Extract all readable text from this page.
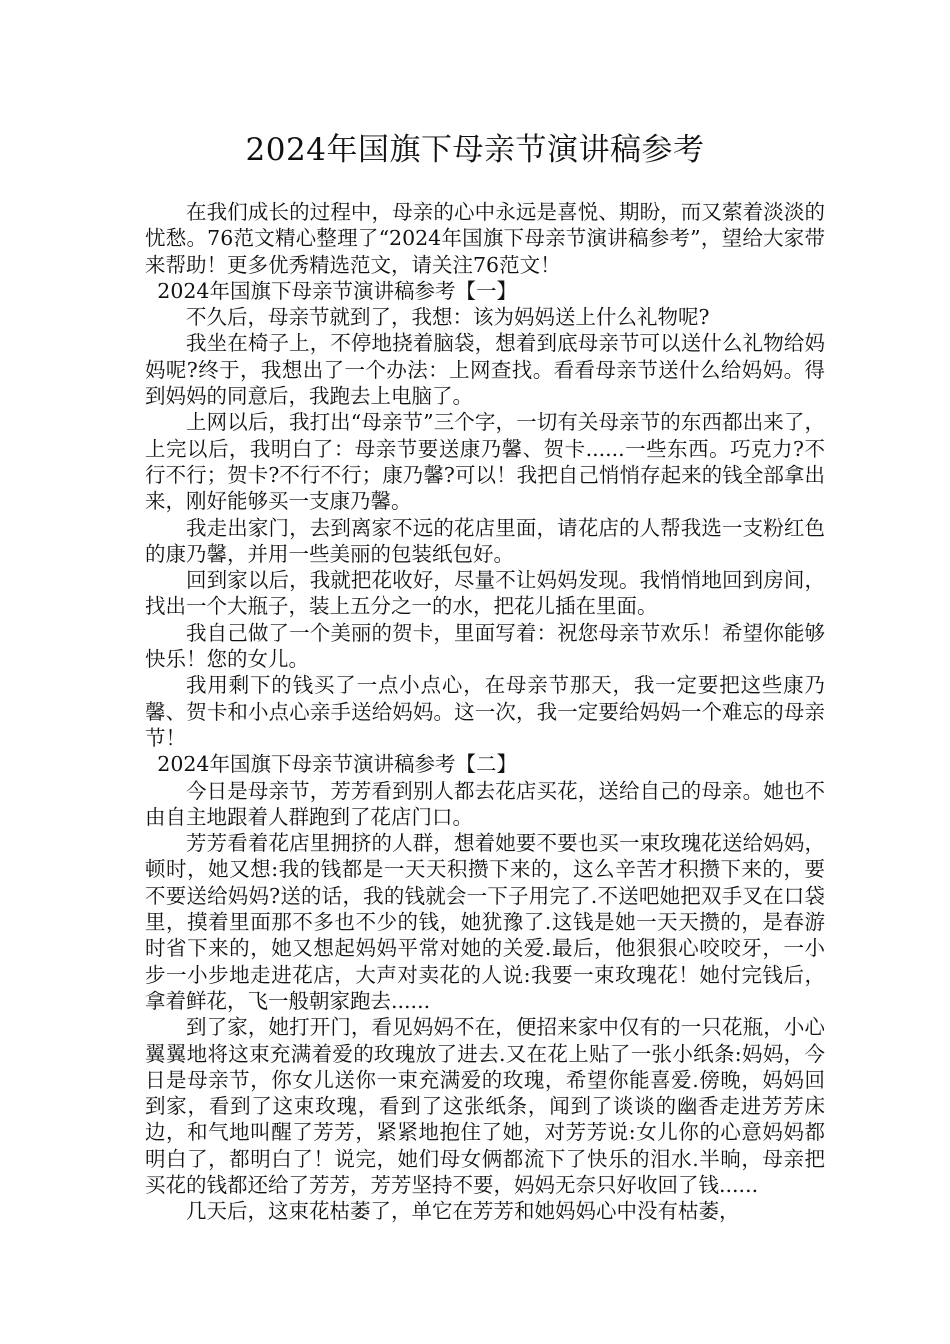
2024年国旗下母亲节演讲稿参考

在我们成长的过程中，母亲的心中永远是喜悦、期盼，而又萦着淡淡的忧愁。76范文精心整理了“2024年国旗下母亲节演讲稿参考”，望给大家带来帮助！更多优秀精选范文，请关注76范文！

2024年国旗下母亲节演讲稿参考【一】

不久后，母亲节就到了，我想：该为妈妈送上什么礼物呢?

我坐在椅子上，不停地挠着脑袋，想着到底母亲节可以送什么礼物给妈妈呢?终于，我想出了一个办法：上网查找。看看母亲节送什么给妈妈。得到妈妈的同意后，我跑去上电脑了。

上网以后，我打出“母亲节”三个字，一切有关母亲节的东西都出来了，上完以后，我明白了：母亲节要送康乃馨、贺卡......一些东西。巧克力?不行不行；贺卡?不行不行；康乃馨?可以！我把自己悄悄存起来的钱全部拿出来，刚好能够买一支康乃馨。

我走出家门，去到离家不远的花店里面，请花店的人帮我选一支粉红色的康乃馨，并用一些美丽的包装纸包好。

回到家以后，我就把花收好，尽量不让妈妈发现。我悄悄地回到房间，找出一个大瓶子，装上五分之一的水，把花儿插在里面。

我自己做了一个美丽的贺卡，里面写着：祝您母亲节欢乐！希望你能够快乐！您的女儿。

我用剩下的钱买了一点小点心，在母亲节那天，我一定要把这些康乃馨、贺卡和小点心亲手送给妈妈。这一次，我一定要给妈妈一个难忘的母亲节！

2024年国旗下母亲节演讲稿参考【二】

今日是母亲节，芳芳看到别人都去花店买花，送给自己的母亲。她也不由自主地跟着人群跑到了花店门口。

芳芳看着花店里拥挤的人群，想着她要不要也买一束玫瑰花送给妈妈，顿时，她又想:我的钱都是一天天积攒下来的，这么辛苦才积攒下来的，要不要送给妈妈?送的话，我的钱就会一下子用完了.不送吧她把双手叉在口袋里，摸着里面那不多也不少的钱，她犹豫了.这钱是她一天天攒的，是春游时省下来的，她又想起妈妈平常对她的关爱.最后，他狠狠心咬咬牙，一小步一小步地走进花店，大声对卖花的人说:我要一束玫瑰花！她付完钱后，拿着鲜花，飞一般朝家跑去......

到了家，她打开门，看见妈妈不在，便招来家中仅有的一只花瓶，小心翼翼地将这束充满着爱的玫瑰放了进去.又在花上贴了一张小纸条:妈妈，今日是母亲节，你女儿送你一束充满爱的玫瑰，希望你能喜爱.傍晚，妈妈回到家，看到了这束玫瑰，看到了这张纸条，闻到了谈谈的幽香走进芳芳床边，和气地叫醒了芳芳，紧紧地抱住了她，对芳芳说:女儿你的心意妈妈都明白了，都明白了！说完，她们母女俩都流下了快乐的泪水.半晌，母亲把买花的钱都还给了芳芳，芳芳坚持不要，妈妈无奈只好收回了钱......

几天后，这束花枯萎了，单它在芳芳和她妈妈心中没有枯萎，
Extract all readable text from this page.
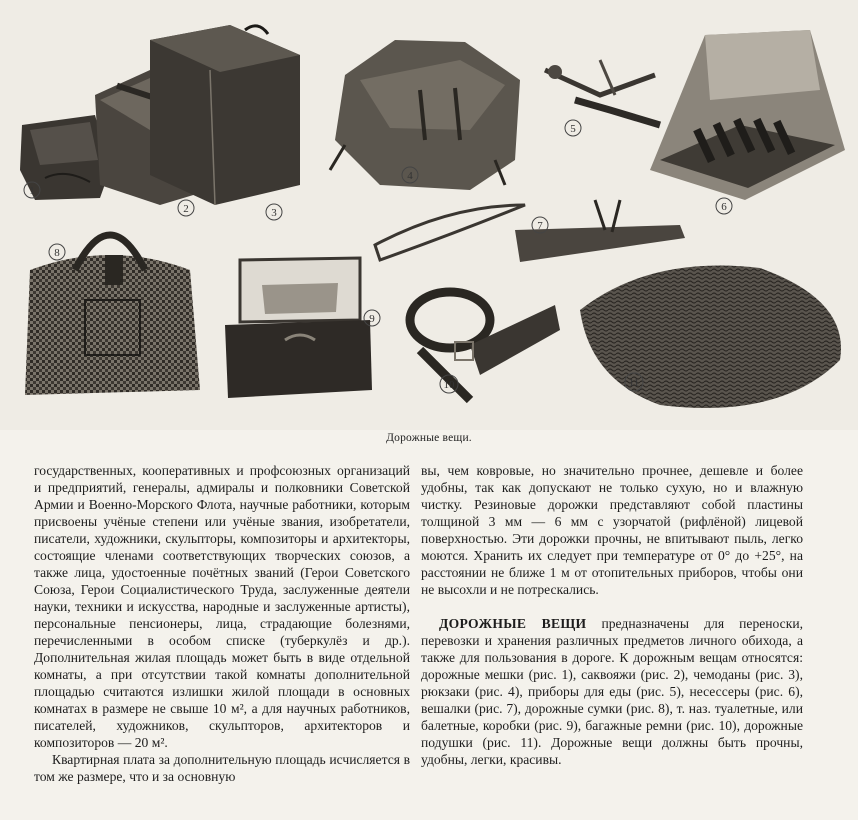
1
2	3
4
5
6
7
8
9
10	11
Дорожные вещи.

государственных, кооперативных и профсоюзных организаций и предприятий, генералы, адмиралы и полковники Советской Армии и Военно-Морского Флота, научные работники, которым присвоены учёные степени или учёные звания, изобретатели, писатели, художники, скульпторы, композиторы и архитекторы, состоящие членами соответствующих творческих союзов, а также лица, удостоенные почётных званий (Герои Советского Союза, Герои Социалистического Труда, заслуженные деятели науки, техники и искусства, народные и заслуженные артисты), персональные пенсионеры, лица, страдающие болезнями, перечисленными в особом списке (туберкулёз и др.). Дополнительная жилая площадь может быть в виде отдельной комнаты, а при отсутствии такой комнаты дополнительной площадью считаются излишки жилой площади в основных комнатах в размере не свыше 10 м², а для научных работников, писателей, художников, скульпторов, архитекторов и композиторов — 20 м².

Квартирная плата за дополнительную площадь исчисляется в том же размере, что и за основную

вы, чем ковровые, но значительно прочнее, дешевле и более удобны, так как допускают не только сухую, но и влажную чистку. Резиновые дорожки представляют собой пластины толщиной 3 мм — 6 мм с узорчатой (рифлёной) лицевой поверхностью. Эти дорожки прочны, не впитывают пыль, легко моются. Хранить их следует при температуре от 0° до +25°, на расстоянии не ближе 1 м от отопительных приборов, чтобы они не высохли и не потрескались.

ДОРОЖНЫЕ ВЕЩИ предназначены для переноски, перевозки и хранения различных предметов личного обихода, а также для пользования в дороге. К дорожным вещам относятся: дорожные мешки (рис. 1), саквояжи (рис. 2), чемоданы (рис. 3), рюкзаки (рис. 4), приборы для еды (рис. 5), несессеры (рис. 6), вешалки (рис. 7), дорожные сумки (рис. 8), т. наз. туалетные, или балетные, коробки (рис. 9), багажные ремни (рис. 10), дорожные подушки (рис. 11). Дорожные вещи должны быть прочны, удобны, легки, красивы.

* Stated exercise *
Identify each line in the records above that contains the word "今日是母亲节", and copy it out in full.

* Result of the exercise *
今日是母亲节，芳芳看到别人都去花店买花，送给自己的母亲。她也不由自主地跟着人群跑到了花店门口。
到了家，她打开门，看见妈妈不在，便招来家中仅有的一只花瓶，小心翼翼地将这束充满着爱的玫瑰放了进去.又在花上贴了一张小纸条:妈妈，今日是母亲节，你女儿送你一束充满爱的玫瑰，希望你能喜爱.傍晚，妈妈回到家，看到了这束玫瑰，看到了这张纸条，闻到了谈谈的幽香走进芳芳床边，和气地叫醒了芳芳，紧紧地抱住了她，对芳芳说:女儿你的心意妈妈都明白了，都明白了！说完，她们母女俩都流下了快乐的泪水.半晌，母亲把买花的钱都还给了芳芳，芳芳坚持不要，妈妈无奈只好收回了钱......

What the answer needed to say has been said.